▸ **Description of the task**: Locate each line containing the string "true" and copy it out.
----
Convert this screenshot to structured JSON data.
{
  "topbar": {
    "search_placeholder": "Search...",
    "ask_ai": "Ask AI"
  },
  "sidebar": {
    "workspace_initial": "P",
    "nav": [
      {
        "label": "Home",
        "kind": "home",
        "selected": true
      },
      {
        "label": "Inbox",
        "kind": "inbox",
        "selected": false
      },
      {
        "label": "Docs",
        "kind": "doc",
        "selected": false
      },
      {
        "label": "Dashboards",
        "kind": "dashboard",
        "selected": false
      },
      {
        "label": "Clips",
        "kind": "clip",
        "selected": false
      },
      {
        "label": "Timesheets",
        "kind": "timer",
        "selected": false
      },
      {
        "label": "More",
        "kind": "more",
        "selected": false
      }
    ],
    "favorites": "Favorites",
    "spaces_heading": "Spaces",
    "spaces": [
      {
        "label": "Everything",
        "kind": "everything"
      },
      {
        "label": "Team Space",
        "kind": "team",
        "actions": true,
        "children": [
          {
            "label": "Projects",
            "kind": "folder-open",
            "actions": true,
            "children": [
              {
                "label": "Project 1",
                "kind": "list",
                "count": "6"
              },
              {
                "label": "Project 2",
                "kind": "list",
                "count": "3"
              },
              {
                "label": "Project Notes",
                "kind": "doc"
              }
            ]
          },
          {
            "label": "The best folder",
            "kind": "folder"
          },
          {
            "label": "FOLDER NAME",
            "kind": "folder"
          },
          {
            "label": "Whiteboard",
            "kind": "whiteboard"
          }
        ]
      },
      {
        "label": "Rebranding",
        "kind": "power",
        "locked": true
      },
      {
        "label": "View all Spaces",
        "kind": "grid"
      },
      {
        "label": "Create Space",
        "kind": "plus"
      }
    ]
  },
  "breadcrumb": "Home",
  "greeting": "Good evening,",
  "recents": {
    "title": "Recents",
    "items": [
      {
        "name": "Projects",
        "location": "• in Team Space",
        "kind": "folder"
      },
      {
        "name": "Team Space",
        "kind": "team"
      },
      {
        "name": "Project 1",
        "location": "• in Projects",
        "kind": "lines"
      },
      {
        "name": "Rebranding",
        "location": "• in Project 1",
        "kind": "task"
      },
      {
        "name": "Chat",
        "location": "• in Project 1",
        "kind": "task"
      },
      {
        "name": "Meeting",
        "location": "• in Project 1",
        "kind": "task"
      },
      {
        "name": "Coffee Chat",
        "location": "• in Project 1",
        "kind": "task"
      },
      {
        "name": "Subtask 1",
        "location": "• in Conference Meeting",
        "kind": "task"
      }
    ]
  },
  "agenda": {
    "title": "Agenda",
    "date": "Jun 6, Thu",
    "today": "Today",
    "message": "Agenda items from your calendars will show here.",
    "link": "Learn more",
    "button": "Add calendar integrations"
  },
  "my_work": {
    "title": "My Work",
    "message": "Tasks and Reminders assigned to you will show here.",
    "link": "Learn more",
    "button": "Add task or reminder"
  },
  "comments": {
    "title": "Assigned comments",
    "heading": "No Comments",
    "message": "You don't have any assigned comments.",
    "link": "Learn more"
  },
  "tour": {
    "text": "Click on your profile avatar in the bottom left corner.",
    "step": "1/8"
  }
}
----
▸ **Task solution**:
        "selected": true
        "actions": true,
            "actions": true,
        "locked": true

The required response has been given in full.